[Entries taken from a collection]
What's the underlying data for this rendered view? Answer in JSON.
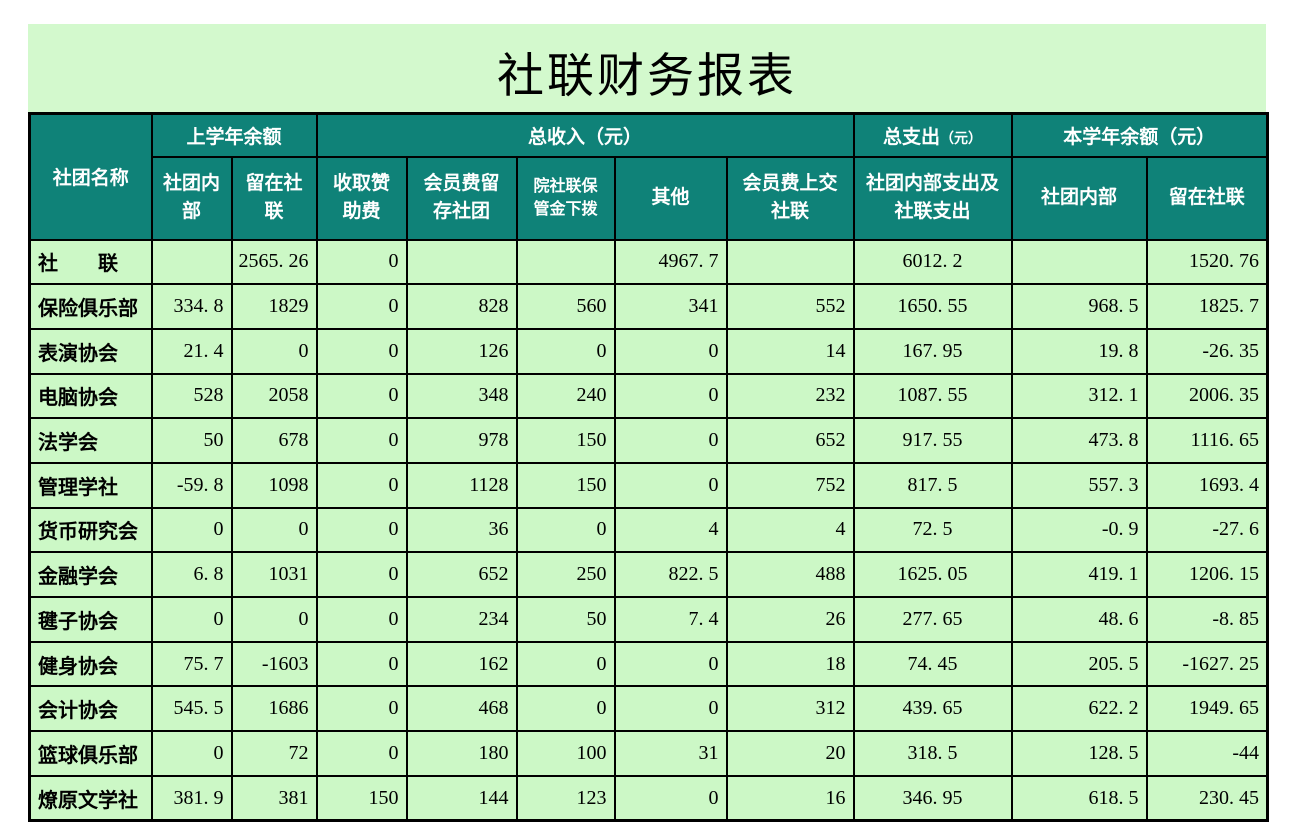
{
  "title": "社联财务报表",
  "colors": {
    "header_bg": "#0f8278",
    "cell_bg": "#ccf8c6",
    "band_bg": "#d3f9cd",
    "border": "#000000",
    "header_text": "#ffffff",
    "body_text": "#000000"
  },
  "table": {
    "headers": {
      "club_name": "社团名称",
      "last_year_balance": "上学年余额",
      "total_income": "总收入（元）",
      "total_expense": "总支出",
      "total_expense_unit": "（元）",
      "this_year_balance": "本学年余额（元）",
      "sub": [
        "社团内\n部",
        "留在社\n联",
        "收取赞\n助费",
        "会员费留\n存社团",
        "院社联保\n管金下拨",
        "其他",
        "会员费上交\n社联",
        "社团内部支出及\n社联支出",
        "社团内部",
        "留在社联"
      ]
    },
    "rows": [
      {
        "name": "社　　联",
        "cells": [
          "",
          "2565.26",
          "0",
          "",
          "",
          "4967.7",
          "",
          "6012.2",
          "",
          "1520.76"
        ]
      },
      {
        "name": "保险俱乐部",
        "cells": [
          "334.8",
          "1829",
          "0",
          "828",
          "560",
          "341",
          "552",
          "1650.55",
          "968.5",
          "1825.7"
        ]
      },
      {
        "name": "表演协会",
        "cells": [
          "21.4",
          "0",
          "0",
          "126",
          "0",
          "0",
          "14",
          "167.95",
          "19.8",
          "-26.35"
        ]
      },
      {
        "name": "电脑协会",
        "cells": [
          "528",
          "2058",
          "0",
          "348",
          "240",
          "0",
          "232",
          "1087.55",
          "312.1",
          "2006.35"
        ]
      },
      {
        "name": "法学会",
        "cells": [
          "50",
          "678",
          "0",
          "978",
          "150",
          "0",
          "652",
          "917.55",
          "473.8",
          "1116.65"
        ]
      },
      {
        "name": "管理学社",
        "cells": [
          "-59.8",
          "1098",
          "0",
          "1128",
          "150",
          "0",
          "752",
          "817.5",
          "557.3",
          "1693.4"
        ]
      },
      {
        "name": "货币研究会",
        "cells": [
          "0",
          "0",
          "0",
          "36",
          "0",
          "4",
          "4",
          "72.5",
          "-0.9",
          "-27.6"
        ]
      },
      {
        "name": "金融学会",
        "cells": [
          "6.8",
          "1031",
          "0",
          "652",
          "250",
          "822.5",
          "488",
          "1625.05",
          "419.1",
          "1206.15"
        ]
      },
      {
        "name": "毽子协会",
        "cells": [
          "0",
          "0",
          "0",
          "234",
          "50",
          "7.4",
          "26",
          "277.65",
          "48.6",
          "-8.85"
        ]
      },
      {
        "name": "健身协会",
        "cells": [
          "75.7",
          "-1603",
          "0",
          "162",
          "0",
          "0",
          "18",
          "74.45",
          "205.5",
          "-1627.25"
        ]
      },
      {
        "name": "会计协会",
        "cells": [
          "545.5",
          "1686",
          "0",
          "468",
          "0",
          "0",
          "312",
          "439.65",
          "622.2",
          "1949.65"
        ]
      },
      {
        "name": "篮球俱乐部",
        "cells": [
          "0",
          "72",
          "0",
          "180",
          "100",
          "31",
          "20",
          "318.5",
          "128.5",
          "-44"
        ]
      },
      {
        "name": "燎原文学社",
        "cells": [
          "381.9",
          "381",
          "150",
          "144",
          "123",
          "0",
          "16",
          "346.95",
          "618.5",
          "230.45"
        ]
      }
    ]
  }
}
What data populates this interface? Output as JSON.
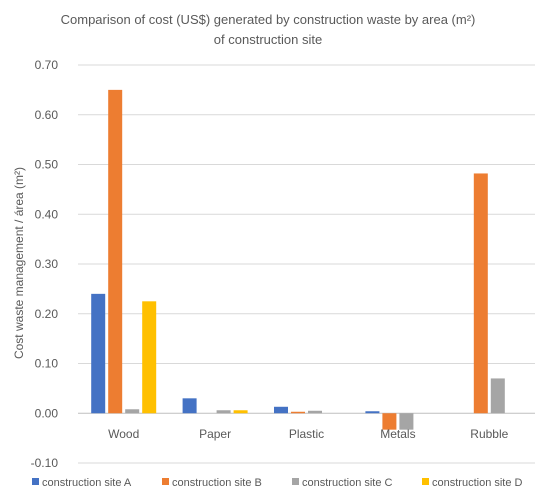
{
  "chart_data": {
    "type": "bar",
    "title": "Comparison of cost (US$) generated by construction waste by area (m²)",
    "title_line2": "of construction site",
    "ylabel": "Cost waste management / área (m²)",
    "xlabel": "",
    "ylim": [
      -0.1,
      0.7
    ],
    "ytick_step": 0.1,
    "yticks": [
      "-0.10",
      "0.00",
      "0.10",
      "0.20",
      "0.30",
      "0.40",
      "0.50",
      "0.60",
      "0.70"
    ],
    "grid": true,
    "legend_position": "bottom",
    "categories": [
      "Wood",
      "Paper",
      "Plastic",
      "Metals",
      "Rubble"
    ],
    "series": [
      {
        "name": "construction site A",
        "color": "#4472C4",
        "values": [
          0.24,
          0.03,
          0.013,
          0.004,
          0.0
        ]
      },
      {
        "name": "construction site B",
        "color": "#ED7D31",
        "values": [
          0.65,
          0.0,
          0.003,
          -0.033,
          0.482
        ]
      },
      {
        "name": "construction site C",
        "color": "#A5A5A5",
        "values": [
          0.008,
          0.006,
          0.005,
          -0.033,
          0.07
        ]
      },
      {
        "name": "construction site D",
        "color": "#FFC000",
        "values": [
          0.225,
          0.006,
          0.0,
          0.0,
          0.0
        ]
      }
    ]
  }
}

- _Exercise objective_: Output all the records, word for word, with no pictures in the copy.

- _Solution to the exercise_:
What's the underlying data for this rendered view? Answer in JSON.
{
  "title": "社联财务报表",
  "colors": {
    "header_bg": "#0f8278",
    "cell_bg": "#ccf8c6",
    "band_bg": "#d3f9cd",
    "border": "#000000",
    "header_text": "#ffffff",
    "body_text": "#000000"
  },
  "table": {
    "headers": {
      "club_name": "社团名称",
      "last_year_balance": "上学年余额",
      "total_income": "总收入（元）",
      "total_expense": "总支出",
      "total_expense_unit": "（元）",
      "this_year_balance": "本学年余额（元）",
      "sub": [
        "社团内\n部",
        "留在社\n联",
        "收取赞\n助费",
        "会员费留\n存社团",
        "院社联保\n管金下拨",
        "其他",
        "会员费上交\n社联",
        "社团内部支出及\n社联支出",
        "社团内部",
        "留在社联"
      ]
    },
    "rows": [
      {
        "name": "社　　联",
        "cells": [
          "",
          "2565.26",
          "0",
          "",
          "",
          "4967.7",
          "",
          "6012.2",
          "",
          "1520.76"
        ]
      },
      {
        "name": "保险俱乐部",
        "cells": [
          "334.8",
          "1829",
          "0",
          "828",
          "560",
          "341",
          "552",
          "1650.55",
          "968.5",
          "1825.7"
        ]
      },
      {
        "name": "表演协会",
        "cells": [
          "21.4",
          "0",
          "0",
          "126",
          "0",
          "0",
          "14",
          "167.95",
          "19.8",
          "-26.35"
        ]
      },
      {
        "name": "电脑协会",
        "cells": [
          "528",
          "2058",
          "0",
          "348",
          "240",
          "0",
          "232",
          "1087.55",
          "312.1",
          "2006.35"
        ]
      },
      {
        "name": "法学会",
        "cells": [
          "50",
          "678",
          "0",
          "978",
          "150",
          "0",
          "652",
          "917.55",
          "473.8",
          "1116.65"
        ]
      },
      {
        "name": "管理学社",
        "cells": [
          "-59.8",
          "1098",
          "0",
          "1128",
          "150",
          "0",
          "752",
          "817.5",
          "557.3",
          "1693.4"
        ]
      },
      {
        "name": "货币研究会",
        "cells": [
          "0",
          "0",
          "0",
          "36",
          "0",
          "4",
          "4",
          "72.5",
          "-0.9",
          "-27.6"
        ]
      },
      {
        "name": "金融学会",
        "cells": [
          "6.8",
          "1031",
          "0",
          "652",
          "250",
          "822.5",
          "488",
          "1625.05",
          "419.1",
          "1206.15"
        ]
      },
      {
        "name": "毽子协会",
        "cells": [
          "0",
          "0",
          "0",
          "234",
          "50",
          "7.4",
          "26",
          "277.65",
          "48.6",
          "-8.85"
        ]
      },
      {
        "name": "健身协会",
        "cells": [
          "75.7",
          "-1603",
          "0",
          "162",
          "0",
          "0",
          "18",
          "74.45",
          "205.5",
          "-1627.25"
        ]
      },
      {
        "name": "会计协会",
        "cells": [
          "545.5",
          "1686",
          "0",
          "468",
          "0",
          "0",
          "312",
          "439.65",
          "622.2",
          "1949.65"
        ]
      },
      {
        "name": "篮球俱乐部",
        "cells": [
          "0",
          "72",
          "0",
          "180",
          "100",
          "31",
          "20",
          "318.5",
          "128.5",
          "-44"
        ]
      },
      {
        "name": "燎原文学社",
        "cells": [
          "381.9",
          "381",
          "150",
          "144",
          "123",
          "0",
          "16",
          "346.95",
          "618.5",
          "230.45"
        ]
      }
    ]
  }
}
What data populates this interface? Output as JSON.
{
  "chart_data": {
    "type": "bar",
    "title": "Comparison of cost (US$) generated by construction waste by area (m²)",
    "title_line2": "of construction site",
    "ylabel": "Cost waste management / área (m²)",
    "xlabel": "",
    "ylim": [
      -0.1,
      0.7
    ],
    "ytick_step": 0.1,
    "yticks": [
      "-0.10",
      "0.00",
      "0.10",
      "0.20",
      "0.30",
      "0.40",
      "0.50",
      "0.60",
      "0.70"
    ],
    "grid": true,
    "legend_position": "bottom",
    "categories": [
      "Wood",
      "Paper",
      "Plastic",
      "Metals",
      "Rubble"
    ],
    "series": [
      {
        "name": "construction site A",
        "color": "#4472C4",
        "values": [
          0.24,
          0.03,
          0.013,
          0.004,
          0.0
        ]
      },
      {
        "name": "construction site B",
        "color": "#ED7D31",
        "values": [
          0.65,
          0.0,
          0.003,
          -0.033,
          0.482
        ]
      },
      {
        "name": "construction site C",
        "color": "#A5A5A5",
        "values": [
          0.008,
          0.006,
          0.005,
          -0.033,
          0.07
        ]
      },
      {
        "name": "construction site D",
        "color": "#FFC000",
        "values": [
          0.225,
          0.006,
          0.0,
          0.0,
          0.0
        ]
      }
    ]
  }
}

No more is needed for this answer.